┌─ Data extract
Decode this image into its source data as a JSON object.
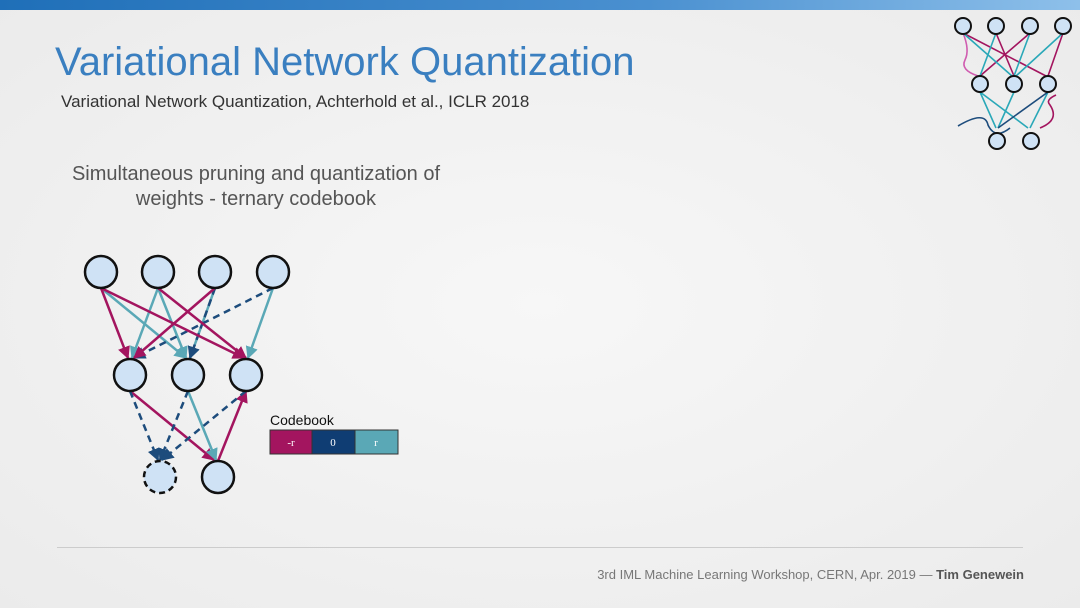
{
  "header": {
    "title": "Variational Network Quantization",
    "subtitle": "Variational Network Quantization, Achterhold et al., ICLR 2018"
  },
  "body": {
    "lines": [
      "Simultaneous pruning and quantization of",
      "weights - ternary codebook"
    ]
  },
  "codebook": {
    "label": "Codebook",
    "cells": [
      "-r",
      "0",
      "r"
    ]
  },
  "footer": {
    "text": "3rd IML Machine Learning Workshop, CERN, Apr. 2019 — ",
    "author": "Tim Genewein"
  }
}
└─
Problem description.
Reproduce every line above as written, skipping pictures.

Written answer.
Decode this image into its source data as a JSON object.
{
  "header": {
    "title": "Variational Network Quantization",
    "subtitle": "Variational Network Quantization, Achterhold et al., ICLR 2018"
  },
  "body": {
    "lines": [
      "Simultaneous pruning and quantization of",
      "weights - ternary codebook"
    ]
  },
  "codebook": {
    "label": "Codebook",
    "cells": [
      "-r",
      "0",
      "r"
    ]
  },
  "footer": {
    "text": "3rd IML Machine Learning Workshop, CERN, Apr. 2019 — ",
    "author": "Tim Genewein"
  }
}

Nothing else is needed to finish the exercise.